• REQUIRED TASK: Lines from the one containing "Read all visible" through the last line of the data are to be repeated word for word, both ends included.

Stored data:

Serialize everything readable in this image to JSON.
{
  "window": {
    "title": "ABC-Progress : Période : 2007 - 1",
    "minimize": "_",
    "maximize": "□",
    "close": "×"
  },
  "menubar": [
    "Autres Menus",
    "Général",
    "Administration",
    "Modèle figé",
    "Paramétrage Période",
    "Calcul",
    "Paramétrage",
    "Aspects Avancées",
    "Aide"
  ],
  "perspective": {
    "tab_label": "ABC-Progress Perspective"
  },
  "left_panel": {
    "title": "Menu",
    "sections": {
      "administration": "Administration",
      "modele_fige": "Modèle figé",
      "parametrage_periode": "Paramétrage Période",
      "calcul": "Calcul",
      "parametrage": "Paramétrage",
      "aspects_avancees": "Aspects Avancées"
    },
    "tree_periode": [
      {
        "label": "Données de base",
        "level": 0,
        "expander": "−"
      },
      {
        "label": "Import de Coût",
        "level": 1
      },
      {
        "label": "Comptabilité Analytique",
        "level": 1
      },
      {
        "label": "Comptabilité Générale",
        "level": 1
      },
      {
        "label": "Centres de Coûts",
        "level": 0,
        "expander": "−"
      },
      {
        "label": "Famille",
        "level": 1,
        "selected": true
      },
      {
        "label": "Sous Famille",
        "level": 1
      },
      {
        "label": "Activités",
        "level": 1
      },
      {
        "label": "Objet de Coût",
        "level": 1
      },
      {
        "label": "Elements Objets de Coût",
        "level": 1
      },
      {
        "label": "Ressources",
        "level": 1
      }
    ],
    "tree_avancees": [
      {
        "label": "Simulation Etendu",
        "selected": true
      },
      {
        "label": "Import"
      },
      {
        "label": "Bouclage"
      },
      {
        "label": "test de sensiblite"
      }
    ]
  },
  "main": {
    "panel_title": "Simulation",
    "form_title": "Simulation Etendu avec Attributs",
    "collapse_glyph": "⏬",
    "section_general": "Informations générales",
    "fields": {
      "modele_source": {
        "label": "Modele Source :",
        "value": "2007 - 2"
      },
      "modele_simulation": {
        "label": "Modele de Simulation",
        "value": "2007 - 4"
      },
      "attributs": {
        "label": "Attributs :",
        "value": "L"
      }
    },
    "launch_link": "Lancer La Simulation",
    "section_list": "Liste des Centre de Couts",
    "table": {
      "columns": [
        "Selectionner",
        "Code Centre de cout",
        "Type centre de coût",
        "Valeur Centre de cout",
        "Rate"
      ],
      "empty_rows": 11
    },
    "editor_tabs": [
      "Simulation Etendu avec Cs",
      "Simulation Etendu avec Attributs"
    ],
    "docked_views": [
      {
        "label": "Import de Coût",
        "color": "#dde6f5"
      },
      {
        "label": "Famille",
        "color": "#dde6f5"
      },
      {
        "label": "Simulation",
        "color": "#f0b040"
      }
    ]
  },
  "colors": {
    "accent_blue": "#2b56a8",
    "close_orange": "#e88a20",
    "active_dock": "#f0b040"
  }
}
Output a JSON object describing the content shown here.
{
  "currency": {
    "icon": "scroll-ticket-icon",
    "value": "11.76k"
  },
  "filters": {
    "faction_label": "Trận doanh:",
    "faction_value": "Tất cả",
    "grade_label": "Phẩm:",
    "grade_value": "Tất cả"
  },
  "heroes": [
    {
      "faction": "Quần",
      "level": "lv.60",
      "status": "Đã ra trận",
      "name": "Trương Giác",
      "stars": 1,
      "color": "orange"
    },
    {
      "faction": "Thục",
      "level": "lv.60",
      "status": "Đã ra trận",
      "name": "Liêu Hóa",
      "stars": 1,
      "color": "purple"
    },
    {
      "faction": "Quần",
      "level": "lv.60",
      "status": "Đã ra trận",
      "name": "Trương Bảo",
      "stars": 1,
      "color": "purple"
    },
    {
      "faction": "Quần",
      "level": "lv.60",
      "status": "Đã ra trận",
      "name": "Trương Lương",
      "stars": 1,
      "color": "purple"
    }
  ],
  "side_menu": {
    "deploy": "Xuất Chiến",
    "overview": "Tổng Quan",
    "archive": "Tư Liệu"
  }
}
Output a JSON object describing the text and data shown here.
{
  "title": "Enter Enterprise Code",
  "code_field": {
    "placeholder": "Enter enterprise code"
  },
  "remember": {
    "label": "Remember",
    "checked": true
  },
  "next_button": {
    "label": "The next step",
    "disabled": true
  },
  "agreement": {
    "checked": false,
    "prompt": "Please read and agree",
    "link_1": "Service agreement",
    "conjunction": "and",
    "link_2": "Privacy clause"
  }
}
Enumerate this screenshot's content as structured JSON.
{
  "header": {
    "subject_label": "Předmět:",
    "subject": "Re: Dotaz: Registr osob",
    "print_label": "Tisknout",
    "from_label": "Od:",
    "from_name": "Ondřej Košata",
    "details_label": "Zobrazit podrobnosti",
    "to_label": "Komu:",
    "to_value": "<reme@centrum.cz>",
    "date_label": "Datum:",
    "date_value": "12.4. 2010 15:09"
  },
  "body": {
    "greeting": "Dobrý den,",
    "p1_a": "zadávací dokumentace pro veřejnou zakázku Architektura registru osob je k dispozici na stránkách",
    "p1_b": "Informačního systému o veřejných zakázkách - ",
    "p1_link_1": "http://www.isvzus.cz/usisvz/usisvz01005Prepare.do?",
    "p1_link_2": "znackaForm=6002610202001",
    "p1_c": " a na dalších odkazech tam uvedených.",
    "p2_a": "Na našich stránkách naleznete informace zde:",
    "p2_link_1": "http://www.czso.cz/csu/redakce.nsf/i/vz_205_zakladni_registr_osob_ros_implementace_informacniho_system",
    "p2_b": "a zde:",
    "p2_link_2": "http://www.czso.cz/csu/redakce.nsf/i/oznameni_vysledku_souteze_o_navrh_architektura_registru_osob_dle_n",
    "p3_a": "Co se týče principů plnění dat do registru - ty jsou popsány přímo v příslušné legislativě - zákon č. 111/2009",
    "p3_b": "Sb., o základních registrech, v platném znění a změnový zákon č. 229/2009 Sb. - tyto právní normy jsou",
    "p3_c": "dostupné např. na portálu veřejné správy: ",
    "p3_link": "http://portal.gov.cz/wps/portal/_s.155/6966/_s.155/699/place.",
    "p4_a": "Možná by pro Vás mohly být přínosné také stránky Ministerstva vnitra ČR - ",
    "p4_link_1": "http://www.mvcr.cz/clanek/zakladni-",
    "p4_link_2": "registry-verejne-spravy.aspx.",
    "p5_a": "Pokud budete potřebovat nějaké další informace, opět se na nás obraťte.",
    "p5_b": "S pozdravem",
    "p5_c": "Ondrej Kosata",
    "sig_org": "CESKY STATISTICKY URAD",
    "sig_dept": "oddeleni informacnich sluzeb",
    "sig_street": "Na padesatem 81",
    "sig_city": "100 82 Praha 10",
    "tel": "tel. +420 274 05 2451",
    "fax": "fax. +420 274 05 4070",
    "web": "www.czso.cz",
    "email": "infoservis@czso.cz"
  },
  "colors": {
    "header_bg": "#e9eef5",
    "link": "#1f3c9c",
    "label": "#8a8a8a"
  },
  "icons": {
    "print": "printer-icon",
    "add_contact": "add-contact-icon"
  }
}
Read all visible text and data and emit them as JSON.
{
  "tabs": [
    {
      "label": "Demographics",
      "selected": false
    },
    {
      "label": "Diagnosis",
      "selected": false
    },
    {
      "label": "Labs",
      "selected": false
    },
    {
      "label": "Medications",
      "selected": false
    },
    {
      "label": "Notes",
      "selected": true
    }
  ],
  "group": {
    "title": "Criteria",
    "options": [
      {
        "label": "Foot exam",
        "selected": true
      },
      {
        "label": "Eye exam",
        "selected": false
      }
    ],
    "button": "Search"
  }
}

• EXERCISE OUTPUT:
Read all visible text and data and emit them as JSON.
{
  "tabs": [
    {
      "label": "Demographics",
      "selected": false
    },
    {
      "label": "Diagnosis",
      "selected": false
    },
    {
      "label": "Labs",
      "selected": false
    },
    {
      "label": "Medications",
      "selected": false
    },
    {
      "label": "Notes",
      "selected": true
    }
  ],
  "group": {
    "title": "Criteria",
    "options": [
      {
        "label": "Foot exam",
        "selected": true
      },
      {
        "label": "Eye exam",
        "selected": false
      }
    ],
    "button": "Search"
  }
}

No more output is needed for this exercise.